• [Zu erledigen]: Bitte kopiere aus dem Ausgangstext unten wortgetreu den Abschnitt, der mit „Deswegen darf meine“ beginnt und sich bis einschließlich „und globales Lernen.“ fortsetzt.

• [Ausgangstext]:
——

Bei der Präsidenten-Wahl Donald Trumps und beim Brexit haben zwei Mal die Teile der Bevölkerung gewonnen, die Angst vor den Anderen haben und die Lösung ihrer Probleme in der Abgrenzung des reichen Nordens vom sich entwickelnden Süden sehen. Freiwillige und Freiwilligen-Organisationen müssen Widerstand gegen diesen Trend leisten und sich jetzt mehr denn je für Völkerverständigung einsetzen. Ein „Das muss jetzt mal raus“ von Frank Seidel, Gründer von wegweiser-freiwilligenarbeit.com.
Der Schock sitzt tief. Mit Donald Trump hat eine Mehrheit der USA für einen egozentrischen Rassisten gestimmt, der mit sexueller Nötigung angibt, die Klima-Katastrophe leugnet, vom Klu-Klux-Klan unterstützt wird und im wahrsten Sinne des Wortes sein Land einmauern will, um es von einer anderen Nation abzuschotten. Und heute Morgen droht er: „Unsere Bewegung hat gerade erst begonnen.“ Rechtsextreme „Wir-zuerst“-Politiker gehören in Europa zu den ersten Gratulanten und hoffen auch in Deutschland oder in Frankreich bald die Regierung stellen zu können.
Diese Entwicklung steht im Widerspruch zu allem, weshalb ich wegweiser-freiwilligenarbeit.com gegründet habe und bereits seit rund 25 Jahren Menschen helfe, Freiwilligenarbeit im Ausland zu machen. Ich bin davon überzeugt, dass die Begegnung mit Menschen in anderen Ländern im Rahmen eines Freiwilligen-Projekts dazu beitragen kann, die Angst vor anderen Nationalitäten, Religionen, Kulturen abzubauen. Zu verstehen, dass wir letztendlich immer alle in einem Boot sitzen, dass das Leben in Europa oder Nordamerika eng mit dem in Afrika oder Asien vernetzt ist, und dass wir deshalb gemeinsam an den Lösungen arbeiten müssen, statt die Welt in „uns“ und „die“ aufzuteilen. Die Änderung der Einstellungen hin zu mündigen Welt-Bürgerinnen und -Bürgern ist für mich der Hauptnutzen von ehrenamtlichen Engagement im Ausland.
Deswegen darf meine und unsere Reaktion auf die weltpolitischen Erdbeben Trump und Brexit nicht sein, nach Kanada auszuwandern oder zu hoffen, dass bei uns so etwas nicht möglich ist. Zusammen mit Freiwilligen und Freiwilligen-Organisationen möchte ich Widerstand leisten gegen Fremdenhass und Abschottung, möchte mich weiter einsetzen für Völkerverständigung und globales Lernen.

——

• [Zeilenauszüge]:
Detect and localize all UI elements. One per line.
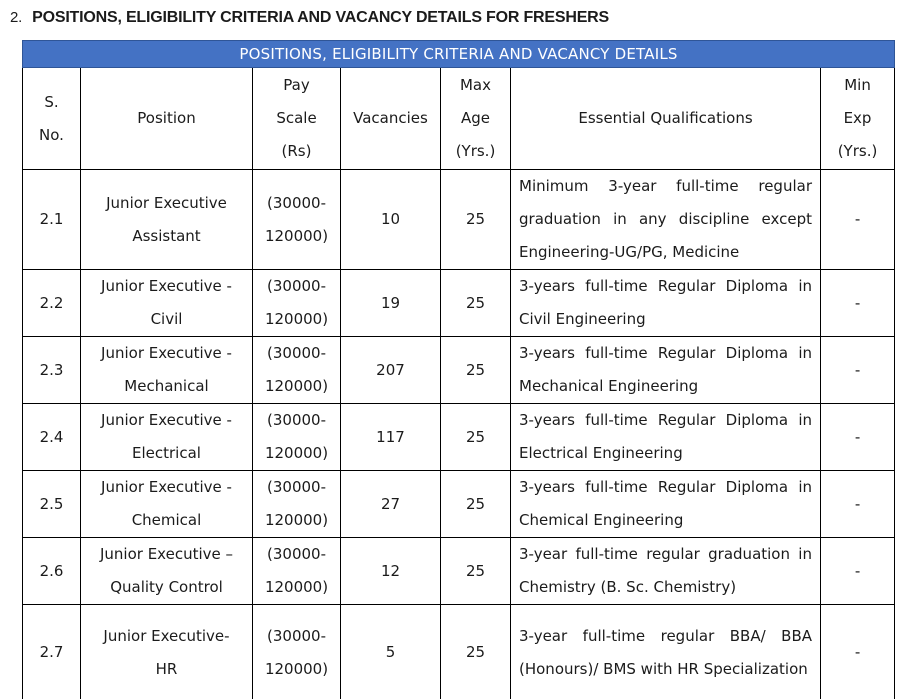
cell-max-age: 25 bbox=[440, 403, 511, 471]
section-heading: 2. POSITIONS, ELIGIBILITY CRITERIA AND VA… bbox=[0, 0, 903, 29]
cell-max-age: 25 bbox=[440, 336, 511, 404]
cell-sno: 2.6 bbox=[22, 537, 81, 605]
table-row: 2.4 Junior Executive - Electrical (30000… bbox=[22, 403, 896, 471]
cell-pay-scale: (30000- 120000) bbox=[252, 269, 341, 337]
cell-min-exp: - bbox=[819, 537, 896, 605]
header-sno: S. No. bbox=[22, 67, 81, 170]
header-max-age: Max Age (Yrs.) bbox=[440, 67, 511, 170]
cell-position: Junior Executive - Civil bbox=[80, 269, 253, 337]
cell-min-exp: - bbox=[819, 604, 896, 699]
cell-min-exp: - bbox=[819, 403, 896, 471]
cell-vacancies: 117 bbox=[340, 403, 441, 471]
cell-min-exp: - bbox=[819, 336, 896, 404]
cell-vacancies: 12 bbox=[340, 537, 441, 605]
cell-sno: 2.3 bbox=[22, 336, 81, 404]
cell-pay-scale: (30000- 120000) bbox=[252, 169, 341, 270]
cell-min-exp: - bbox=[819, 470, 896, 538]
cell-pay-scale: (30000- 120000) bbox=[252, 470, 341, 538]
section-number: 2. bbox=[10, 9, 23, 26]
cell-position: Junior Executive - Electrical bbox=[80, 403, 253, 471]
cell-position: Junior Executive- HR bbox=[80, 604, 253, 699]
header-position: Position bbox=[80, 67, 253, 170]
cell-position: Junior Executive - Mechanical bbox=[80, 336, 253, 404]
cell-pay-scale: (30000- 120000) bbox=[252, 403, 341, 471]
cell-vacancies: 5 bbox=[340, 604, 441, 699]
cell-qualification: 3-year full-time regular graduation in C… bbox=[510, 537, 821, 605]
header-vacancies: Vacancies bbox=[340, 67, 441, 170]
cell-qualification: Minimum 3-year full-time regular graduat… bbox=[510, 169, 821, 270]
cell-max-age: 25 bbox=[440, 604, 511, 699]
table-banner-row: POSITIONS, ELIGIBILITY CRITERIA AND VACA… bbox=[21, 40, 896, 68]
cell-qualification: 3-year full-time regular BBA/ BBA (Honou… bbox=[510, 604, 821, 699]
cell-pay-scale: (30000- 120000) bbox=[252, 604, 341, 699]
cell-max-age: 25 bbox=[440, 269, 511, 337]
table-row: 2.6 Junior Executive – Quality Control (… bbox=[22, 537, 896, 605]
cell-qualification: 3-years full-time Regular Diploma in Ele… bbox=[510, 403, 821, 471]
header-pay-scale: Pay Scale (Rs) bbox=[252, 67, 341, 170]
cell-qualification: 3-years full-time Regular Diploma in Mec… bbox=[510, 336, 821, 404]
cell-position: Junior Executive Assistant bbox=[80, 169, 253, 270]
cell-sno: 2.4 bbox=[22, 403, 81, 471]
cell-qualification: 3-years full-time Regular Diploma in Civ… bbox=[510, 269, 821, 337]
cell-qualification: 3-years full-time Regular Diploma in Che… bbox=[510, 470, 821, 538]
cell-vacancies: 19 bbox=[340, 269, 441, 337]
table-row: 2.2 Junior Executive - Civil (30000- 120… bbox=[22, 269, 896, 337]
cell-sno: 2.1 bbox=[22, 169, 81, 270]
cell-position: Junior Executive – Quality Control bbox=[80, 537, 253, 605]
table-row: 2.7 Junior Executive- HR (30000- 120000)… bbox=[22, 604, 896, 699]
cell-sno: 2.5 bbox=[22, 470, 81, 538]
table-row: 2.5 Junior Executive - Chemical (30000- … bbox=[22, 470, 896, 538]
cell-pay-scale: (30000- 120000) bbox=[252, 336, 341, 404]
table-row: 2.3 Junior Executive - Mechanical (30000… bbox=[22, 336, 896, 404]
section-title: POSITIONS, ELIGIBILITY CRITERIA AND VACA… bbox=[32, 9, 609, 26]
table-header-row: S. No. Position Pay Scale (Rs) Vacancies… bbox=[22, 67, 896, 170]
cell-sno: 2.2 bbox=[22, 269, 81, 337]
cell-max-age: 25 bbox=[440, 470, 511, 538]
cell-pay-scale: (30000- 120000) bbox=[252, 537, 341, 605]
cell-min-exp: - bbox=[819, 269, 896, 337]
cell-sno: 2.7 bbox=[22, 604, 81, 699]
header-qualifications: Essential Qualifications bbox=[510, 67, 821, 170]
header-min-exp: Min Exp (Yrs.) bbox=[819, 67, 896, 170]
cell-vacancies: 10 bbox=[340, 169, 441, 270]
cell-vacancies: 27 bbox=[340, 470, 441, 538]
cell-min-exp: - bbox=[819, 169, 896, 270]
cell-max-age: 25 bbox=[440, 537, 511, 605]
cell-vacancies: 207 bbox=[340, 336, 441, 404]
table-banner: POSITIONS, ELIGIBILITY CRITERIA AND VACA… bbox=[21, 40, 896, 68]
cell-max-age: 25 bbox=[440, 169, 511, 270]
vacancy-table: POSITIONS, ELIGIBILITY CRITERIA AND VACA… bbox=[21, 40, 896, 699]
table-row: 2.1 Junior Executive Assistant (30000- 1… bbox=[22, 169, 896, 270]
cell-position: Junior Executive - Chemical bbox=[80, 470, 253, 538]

——

• [Vollständige Antwort]:
Deswegen darf meine und unsere Reaktion auf die weltpolitischen Erdbeben Trump und Brexit nicht sein, nach Kanada auszuwandern oder zu hoffen, dass bei uns so etwas nicht möglich ist. Zusammen mit Freiwilligen und Freiwilligen-Organisationen möchte ich Widerstand leisten gegen Fremdenhass und Abschottung, möchte mich weiter einsetzen für Völkerverständigung und globales Lernen.